• What you are asked to do
State the number of lines that contain the word "WORKER", and add nothing else.

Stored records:
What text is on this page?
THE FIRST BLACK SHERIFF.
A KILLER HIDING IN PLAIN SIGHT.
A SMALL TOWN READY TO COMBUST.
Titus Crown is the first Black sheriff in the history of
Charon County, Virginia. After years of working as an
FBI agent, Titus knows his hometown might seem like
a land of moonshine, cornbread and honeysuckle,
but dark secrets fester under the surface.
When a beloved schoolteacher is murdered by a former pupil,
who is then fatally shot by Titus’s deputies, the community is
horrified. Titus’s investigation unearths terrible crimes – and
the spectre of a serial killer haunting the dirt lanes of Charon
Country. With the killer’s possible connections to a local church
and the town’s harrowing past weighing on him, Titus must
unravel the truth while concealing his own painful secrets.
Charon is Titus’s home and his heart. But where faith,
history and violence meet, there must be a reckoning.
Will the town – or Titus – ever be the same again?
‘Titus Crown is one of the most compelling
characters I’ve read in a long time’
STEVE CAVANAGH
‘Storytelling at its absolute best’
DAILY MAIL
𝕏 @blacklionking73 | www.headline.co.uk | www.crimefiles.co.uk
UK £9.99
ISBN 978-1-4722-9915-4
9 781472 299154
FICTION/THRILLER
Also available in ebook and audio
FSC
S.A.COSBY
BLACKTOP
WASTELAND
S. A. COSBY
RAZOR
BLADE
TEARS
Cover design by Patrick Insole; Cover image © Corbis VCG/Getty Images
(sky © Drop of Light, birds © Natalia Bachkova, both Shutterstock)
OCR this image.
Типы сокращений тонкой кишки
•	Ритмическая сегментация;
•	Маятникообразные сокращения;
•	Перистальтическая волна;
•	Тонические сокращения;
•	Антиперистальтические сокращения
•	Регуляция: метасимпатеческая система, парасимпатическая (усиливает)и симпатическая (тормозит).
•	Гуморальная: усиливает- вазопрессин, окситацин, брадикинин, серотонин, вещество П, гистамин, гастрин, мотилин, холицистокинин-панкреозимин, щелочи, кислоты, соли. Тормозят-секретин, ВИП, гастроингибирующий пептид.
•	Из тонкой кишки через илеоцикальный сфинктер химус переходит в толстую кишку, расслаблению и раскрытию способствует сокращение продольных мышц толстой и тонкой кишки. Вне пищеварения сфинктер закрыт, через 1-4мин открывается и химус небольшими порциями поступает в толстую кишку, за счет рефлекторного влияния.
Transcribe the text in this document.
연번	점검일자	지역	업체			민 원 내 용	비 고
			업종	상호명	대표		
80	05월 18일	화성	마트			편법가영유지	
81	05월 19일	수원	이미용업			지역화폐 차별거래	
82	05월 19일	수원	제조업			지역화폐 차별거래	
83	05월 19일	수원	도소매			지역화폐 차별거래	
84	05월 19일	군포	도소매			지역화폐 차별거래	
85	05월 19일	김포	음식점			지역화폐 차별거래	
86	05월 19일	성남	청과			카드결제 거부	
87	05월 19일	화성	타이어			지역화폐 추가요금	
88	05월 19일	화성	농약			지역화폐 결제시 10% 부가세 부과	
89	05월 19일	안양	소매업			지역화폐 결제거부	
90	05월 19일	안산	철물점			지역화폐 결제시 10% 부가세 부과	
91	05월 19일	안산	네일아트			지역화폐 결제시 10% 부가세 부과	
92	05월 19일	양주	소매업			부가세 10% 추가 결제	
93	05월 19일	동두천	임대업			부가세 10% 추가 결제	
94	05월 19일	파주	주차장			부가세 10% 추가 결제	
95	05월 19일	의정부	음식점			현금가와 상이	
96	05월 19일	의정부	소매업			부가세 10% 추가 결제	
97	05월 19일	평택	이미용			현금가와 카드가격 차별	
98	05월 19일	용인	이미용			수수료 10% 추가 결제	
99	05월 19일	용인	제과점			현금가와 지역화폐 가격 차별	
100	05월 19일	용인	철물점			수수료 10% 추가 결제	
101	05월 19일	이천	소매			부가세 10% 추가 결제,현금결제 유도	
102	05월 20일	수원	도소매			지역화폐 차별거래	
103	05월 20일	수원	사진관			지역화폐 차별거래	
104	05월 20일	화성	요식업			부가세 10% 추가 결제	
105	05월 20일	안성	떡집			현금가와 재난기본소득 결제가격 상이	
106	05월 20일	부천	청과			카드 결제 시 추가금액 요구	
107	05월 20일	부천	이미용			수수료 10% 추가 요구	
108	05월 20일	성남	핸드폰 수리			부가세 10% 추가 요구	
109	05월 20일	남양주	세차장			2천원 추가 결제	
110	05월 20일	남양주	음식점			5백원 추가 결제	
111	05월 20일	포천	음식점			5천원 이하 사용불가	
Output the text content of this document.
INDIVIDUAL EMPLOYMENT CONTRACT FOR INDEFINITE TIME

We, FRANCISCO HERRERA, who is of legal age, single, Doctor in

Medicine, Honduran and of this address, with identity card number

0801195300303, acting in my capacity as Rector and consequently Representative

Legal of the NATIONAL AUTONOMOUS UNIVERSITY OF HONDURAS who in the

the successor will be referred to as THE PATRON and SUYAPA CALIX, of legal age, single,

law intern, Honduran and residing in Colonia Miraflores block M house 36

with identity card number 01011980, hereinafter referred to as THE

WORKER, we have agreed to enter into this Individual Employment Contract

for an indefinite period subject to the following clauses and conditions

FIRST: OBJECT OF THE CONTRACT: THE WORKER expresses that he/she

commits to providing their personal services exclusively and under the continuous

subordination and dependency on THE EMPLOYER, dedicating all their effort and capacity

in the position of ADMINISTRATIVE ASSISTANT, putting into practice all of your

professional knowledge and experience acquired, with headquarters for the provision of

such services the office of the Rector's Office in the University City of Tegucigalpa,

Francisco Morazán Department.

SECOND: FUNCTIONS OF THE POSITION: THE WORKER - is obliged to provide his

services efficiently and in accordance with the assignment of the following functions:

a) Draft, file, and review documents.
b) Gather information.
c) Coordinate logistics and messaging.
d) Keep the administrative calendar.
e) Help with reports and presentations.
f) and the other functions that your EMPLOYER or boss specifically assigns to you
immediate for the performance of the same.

• Answer for the task
3